#### INFORMATION PROVIDED ####

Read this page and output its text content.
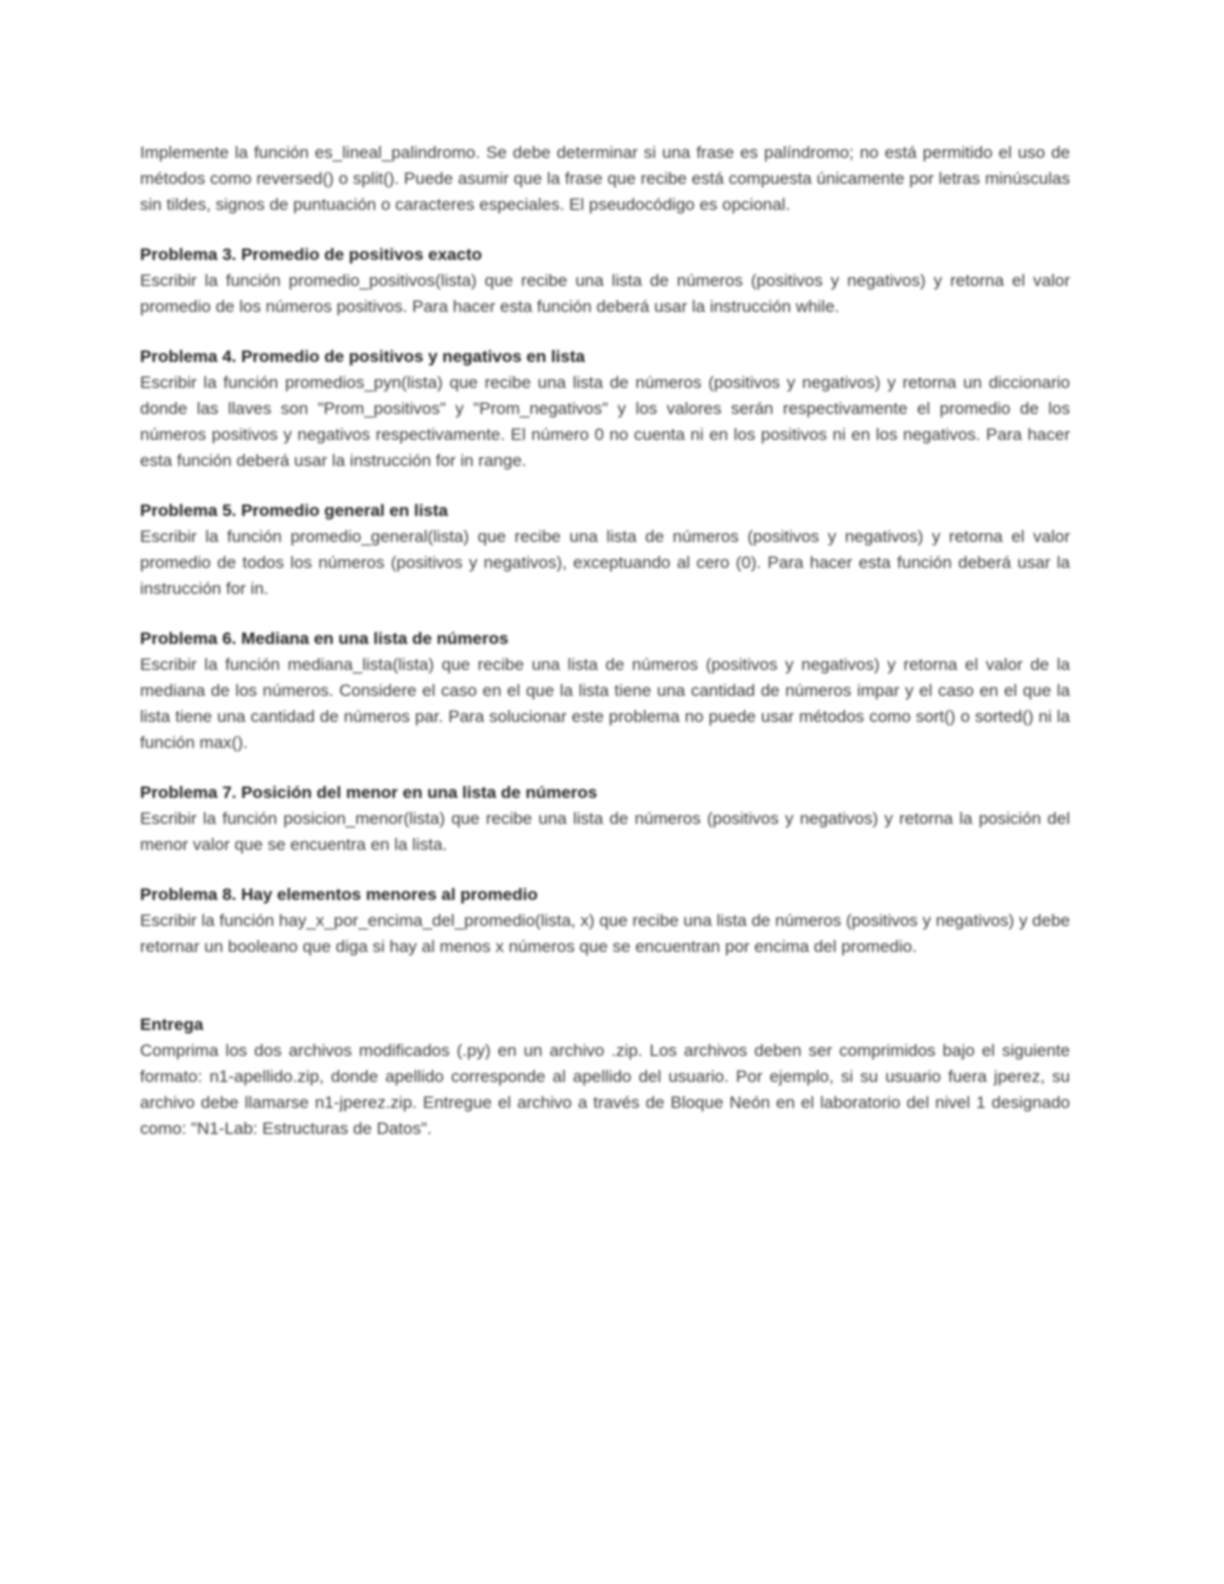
Implemente la función es_lineal_palindromo. Se debe determinar si una frase es palíndromo; no está permitido el uso de métodos como reversed() o split(). Puede asumir que la frase que recibe está compuesta únicamente por letras minúsculas sin tildes, signos de puntuación o caracteres especiales. El pseudocódigo es opcional.

Problema 3. Promedio de positivos exacto

Escribir la función promedio_positivos(lista) que recibe una lista de números (positivos y negativos) y retorna el valor promedio de los números positivos. Para hacer esta función deberá usar la instrucción while.

Problema 4. Promedio de positivos y negativos en lista

Escribir la función promedios_pyn(lista) que recibe una lista de números (positivos y negativos) y retorna un diccionario donde las llaves son "Prom_positivos" y "Prom_negativos" y los valores serán respectivamente el promedio de los números positivos y negativos respectivamente. El número 0 no cuenta ni en los positivos ni en los negativos. Para hacer esta función deberá usar la instrucción for in range.

Problema 5. Promedio general en lista

Escribir la función promedio_general(lista) que recibe una lista de números (positivos y negativos) y retorna el valor promedio de todos los números (positivos y negativos), exceptuando al cero (0). Para hacer esta función deberá usar la instrucción for in.

Problema 6. Mediana en una lista de números

Escribir la función mediana_lista(lista) que recibe una lista de números (positivos y negativos) y retorna el valor de la mediana de los números. Considere el caso en el que la lista tiene una cantidad de números impar y el caso en el que la lista tiene una cantidad de números par. Para solucionar este problema no puede usar métodos como sort() o sorted() ni la función max().

Problema 7. Posición del menor en una lista de números

Escribir la función posicion_menor(lista) que recibe una lista de números (positivos y negativos) y retorna la posición del menor valor que se encuentra en la lista.

Problema 8. Hay elementos menores al promedio

Escribir la función hay_x_por_encima_del_promedio(lista, x) que recibe una lista de números (positivos y negativos) y debe retornar un booleano que diga si hay al menos x números que se encuentran por encima del promedio.

Entrega

Comprima los dos archivos modificados (.py) en un archivo .zip. Los archivos deben ser comprimidos bajo el siguiente formato: n1-apellido.zip, donde apellido corresponde al apellido del usuario. Por ejemplo, si su usuario fuera jperez, su archivo debe llamarse n1-jperez.zip. Entregue el archivo a través de Bloque Neón en el laboratorio del nivel 1 designado como: "N1-Lab: Estructuras de Datos".
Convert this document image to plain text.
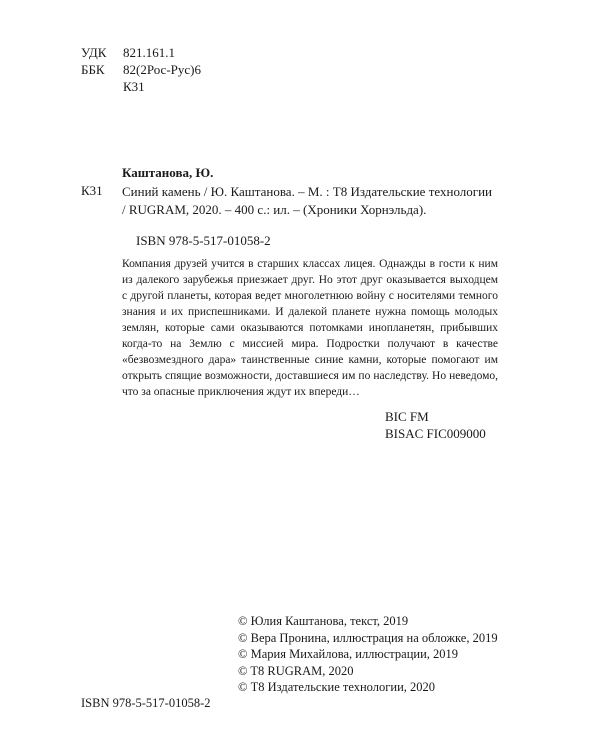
УДК 821.161.1
ББК 82(2Рос-Рус)6
К31
Каштанова, Ю.
К31 Синий камень / Ю. Каштанова. – М. : Т8 Издательские технологии / RUGRAM, 2020. – 400 с.: ил. – (Хроники Хорнэльда).
ISBN 978-5-517-01058-2

Компания друзей учится в старших классах лицея. Однажды в гости к ним из далекого зарубежья приезжает друг. Но этот друг оказывается выходцем с другой планеты, которая ведет многолетнюю войну с носителями темного знания и их приспешниками. И далекой планете нужна помощь молодых землян, которые сами оказываются потомками инопланетян, прибывших когда-то на Землю с миссией мира. Подростки получают в качестве «безвозмездного дара» таинственные синие камни, которые помогают им открыть спящие возможности, доставшиеся им по наследству. Но неведомо, что за опасные приключения ждут их впереди…

BIC FM
BISAC FIC009000
© Юлия Каштанова, текст, 2019
© Вера Пронина, иллюстрация на обложке, 2019
© Мария Михайлова, иллюстрации, 2019
© T8 RUGRAM, 2020
© Т8 Издательские технологии, 2020
ISBN 978-5-517-01058-2
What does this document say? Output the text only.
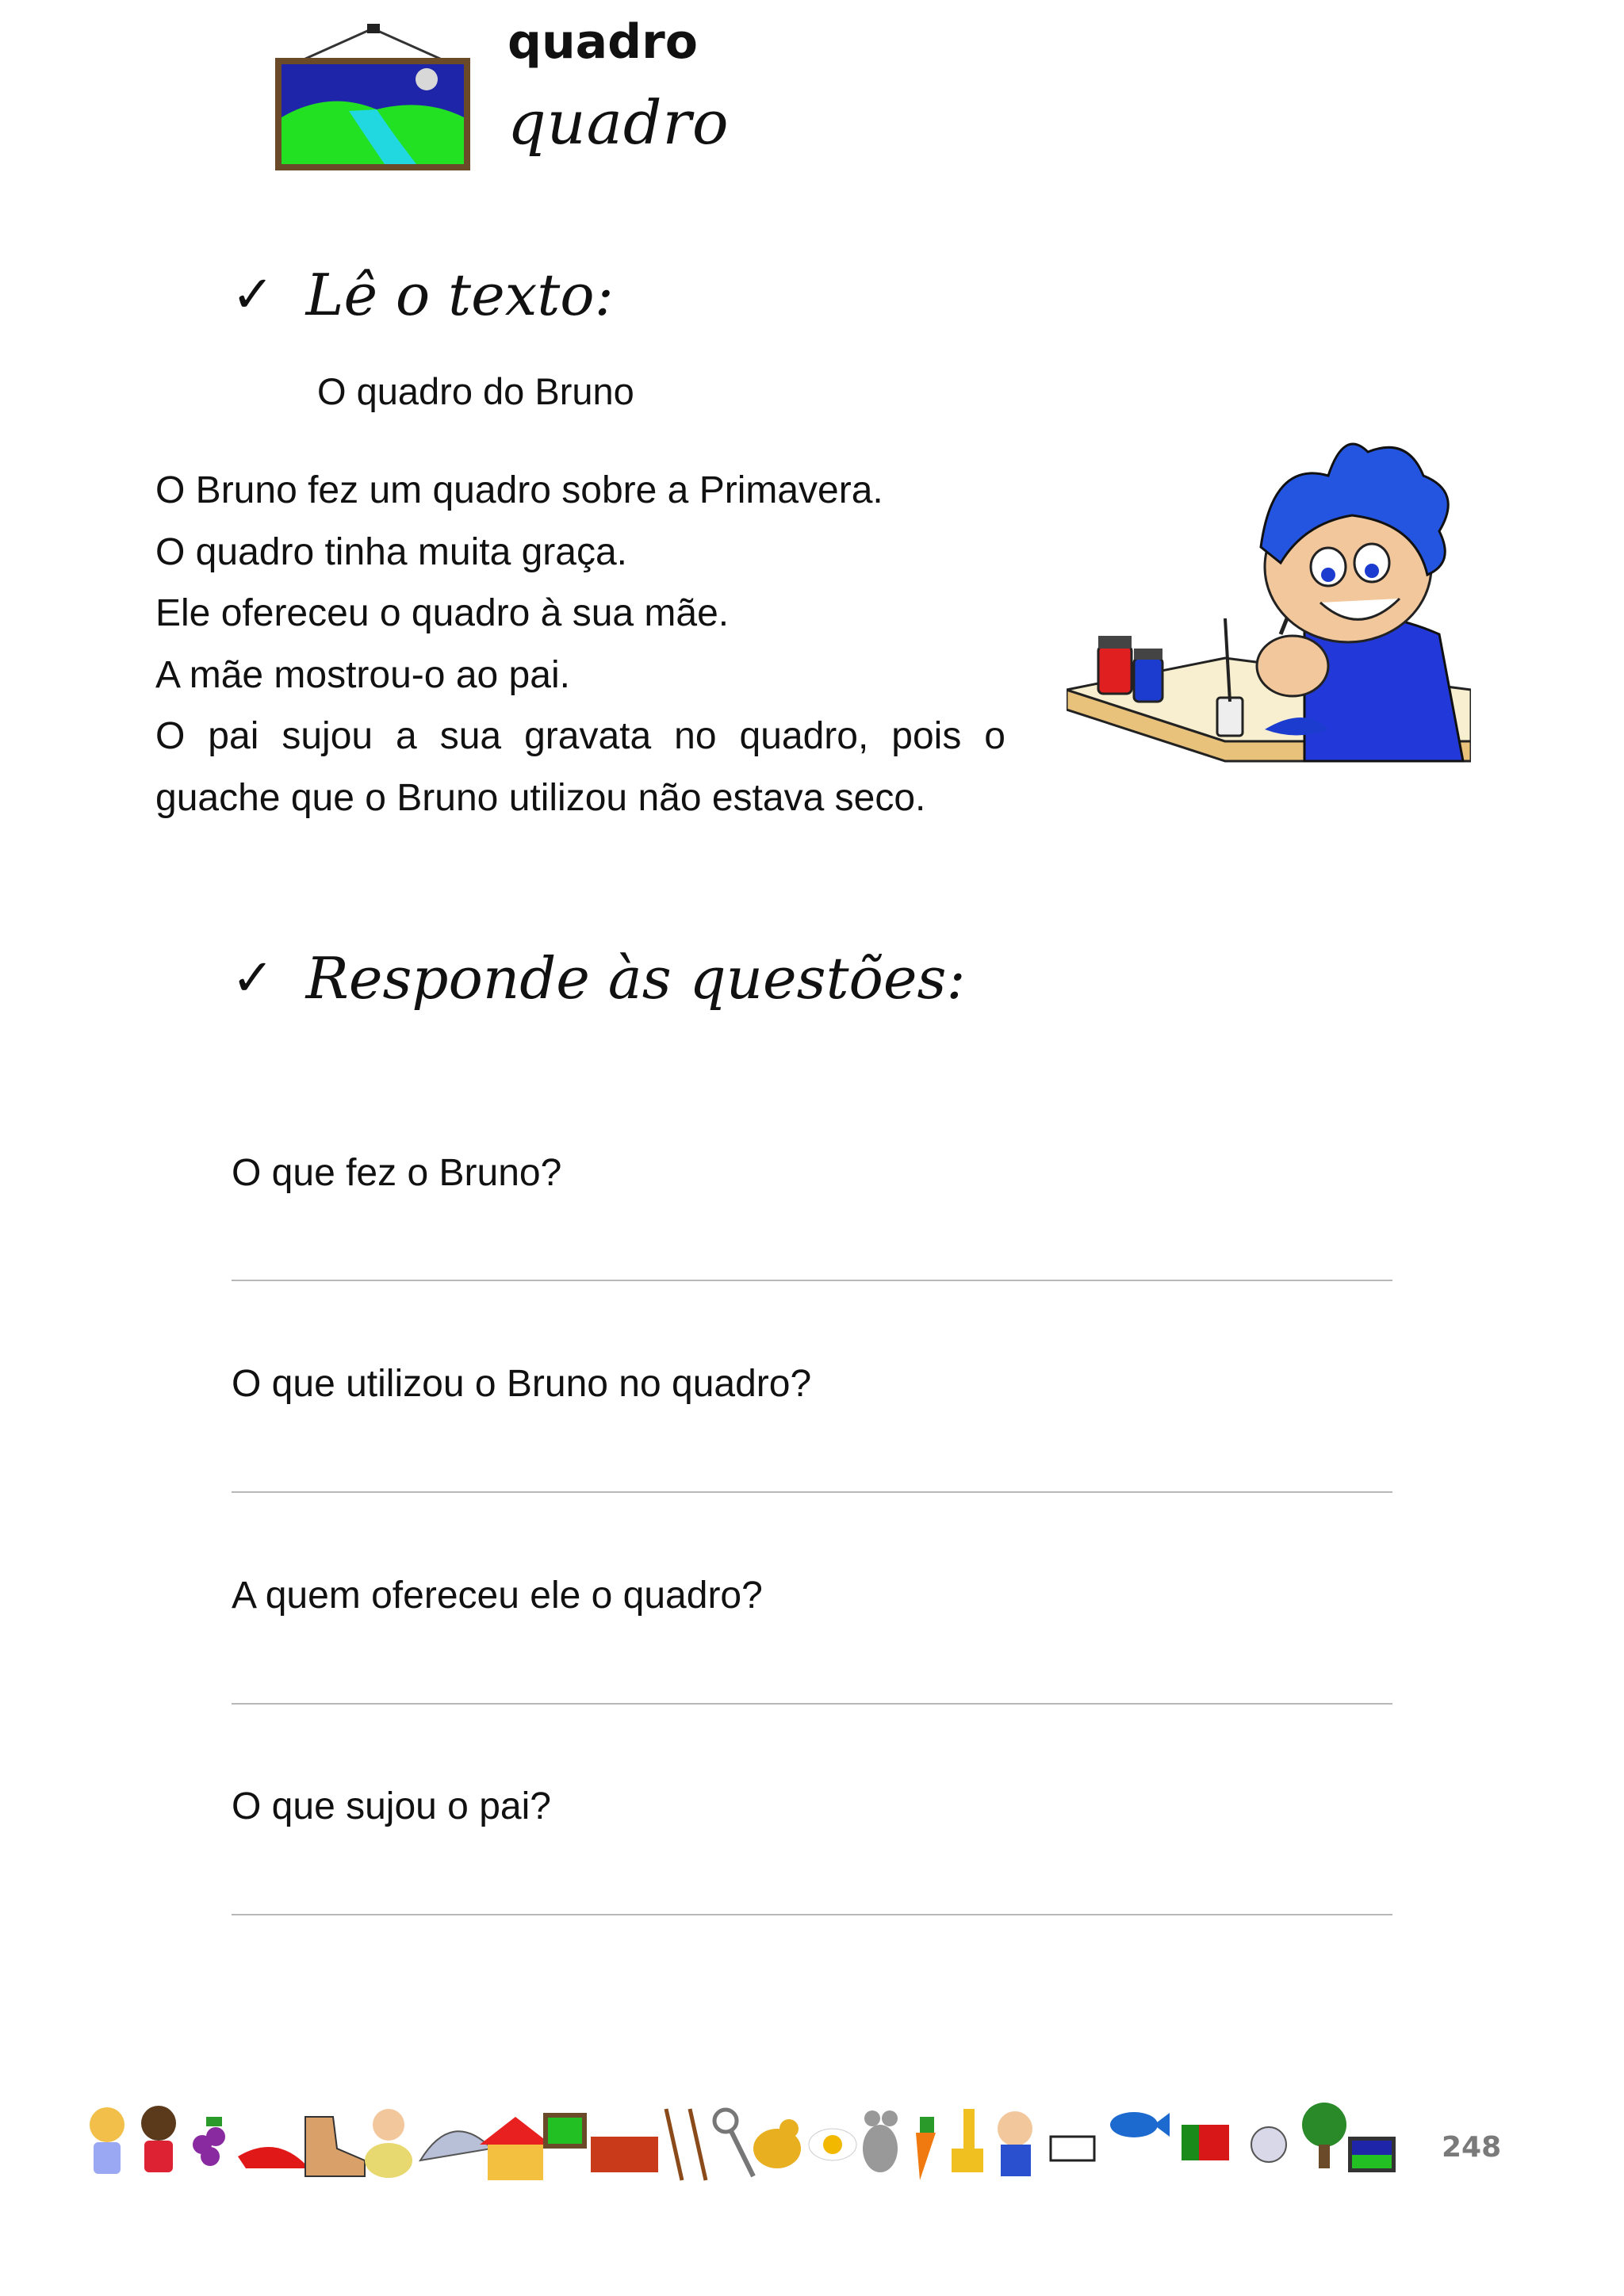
quadro
quadro
✓ Lê o texto:
O quadro do Bruno
O Bruno fez um quadro sobre a Primavera.
O quadro tinha muita graça.
Ele ofereceu o quadro à sua mãe.
A mãe mostrou-o ao pai.
O pai sujou a sua gravata no quadro, pois o
guache que o Bruno utilizou não estava seco.
✓ Responde às questões:
O que fez o Bruno?
O que utilizou o Bruno no quadro?
A quem ofereceu ele o quadro?
O que sujou o pai?
248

####

INSTRUCTIONS TO FOLLOW:
Excluding the pictures, reproduce every entry exactly as given.

ANSWER FOR THIS EXERCISE:
Read this page and output its text content.
Implemente la función es_lineal_palindromo. Se debe determinar si una frase es palíndromo; no está permitido el uso de métodos como reversed() o split(). Puede asumir que la frase que recibe está compuesta únicamente por letras minúsculas sin tildes, signos de puntuación o caracteres especiales. El pseudocódigo es opcional.

Problema 3. Promedio de positivos exacto

Escribir la función promedio_positivos(lista) que recibe una lista de números (positivos y negativos) y retorna el valor promedio de los números positivos. Para hacer esta función deberá usar la instrucción while.

Problema 4. Promedio de positivos y negativos en lista

Escribir la función promedios_pyn(lista) que recibe una lista de números (positivos y negativos) y retorna un diccionario donde las llaves son "Prom_positivos" y "Prom_negativos" y los valores serán respectivamente el promedio de los números positivos y negativos respectivamente. El número 0 no cuenta ni en los positivos ni en los negativos. Para hacer esta función deberá usar la instrucción for in range.

Problema 5. Promedio general en lista

Escribir la función promedio_general(lista) que recibe una lista de números (positivos y negativos) y retorna el valor promedio de todos los números (positivos y negativos), exceptuando al cero (0). Para hacer esta función deberá usar la instrucción for in.

Problema 6. Mediana en una lista de números

Escribir la función mediana_lista(lista) que recibe una lista de números (positivos y negativos) y retorna el valor de la mediana de los números. Considere el caso en el que la lista tiene una cantidad de números impar y el caso en el que la lista tiene una cantidad de números par. Para solucionar este problema no puede usar métodos como sort() o sorted() ni la función max().

Problema 7. Posición del menor en una lista de números

Escribir la función posicion_menor(lista) que recibe una lista de números (positivos y negativos) y retorna la posición del menor valor que se encuentra en la lista.

Problema 8. Hay elementos menores al promedio

Escribir la función hay_x_por_encima_del_promedio(lista, x) que recibe una lista de números (positivos y negativos) y debe retornar un booleano que diga si hay al menos x números que se encuentran por encima del promedio.

Entrega

Comprima los dos archivos modificados (.py) en un archivo .zip. Los archivos deben ser comprimidos bajo el siguiente formato: n1-apellido.zip, donde apellido corresponde al apellido del usuario. Por ejemplo, si su usuario fuera jperez, su archivo debe llamarse n1-jperez.zip. Entregue el archivo a través de Bloque Neón en el laboratorio del nivel 1 designado como: "N1-Lab: Estructuras de Datos".
Convert this document image to plain text.
УДК 821.161.1
ББК 82(2Рос-Рус)6
К31
Каштанова, Ю.
К31 Синий камень / Ю. Каштанова. – М. : Т8 Издательские технологии / RUGRAM, 2020. – 400 с.: ил. – (Хроники Хорнэльда).
ISBN 978-5-517-01058-2

Компания друзей учится в старших классах лицея. Однажды в гости к ним из далекого зарубежья приезжает друг. Но этот друг оказывается выходцем с другой планеты, которая ведет многолетнюю войну с носителями темного знания и их приспешниками. И далекой планете нужна помощь молодых землян, которые сами оказываются потомками инопланетян, прибывших когда-то на Землю с миссией мира. Подростки получают в качестве «безвозмездного дара» таинственные синие камни, которые помогают им открыть спящие возможности, доставшиеся им по наследству. Но неведомо, что за опасные приключения ждут их впереди…

BIC FM
BISAC FIC009000
© Юлия Каштанова, текст, 2019
© Вера Пронина, иллюстрация на обложке, 2019
© Мария Михайлова, иллюстрации, 2019
© T8 RUGRAM, 2020
© Т8 Издательские технологии, 2020
ISBN 978-5-517-01058-2
What does this document say? Output the text only.
quadro
quadro
✓ Lê o texto:
O quadro do Bruno
O Bruno fez um quadro sobre a Primavera.
O quadro tinha muita graça.
Ele ofereceu o quadro à sua mãe.
A mãe mostrou-o ao pai.
O pai sujou a sua gravata no quadro, pois o
guache que o Bruno utilizou não estava seco.
✓ Responde às questões:
O que fez o Bruno?
O que utilizou o Bruno no quadro?
A quem ofereceu ele o quadro?
O que sujou o pai?
248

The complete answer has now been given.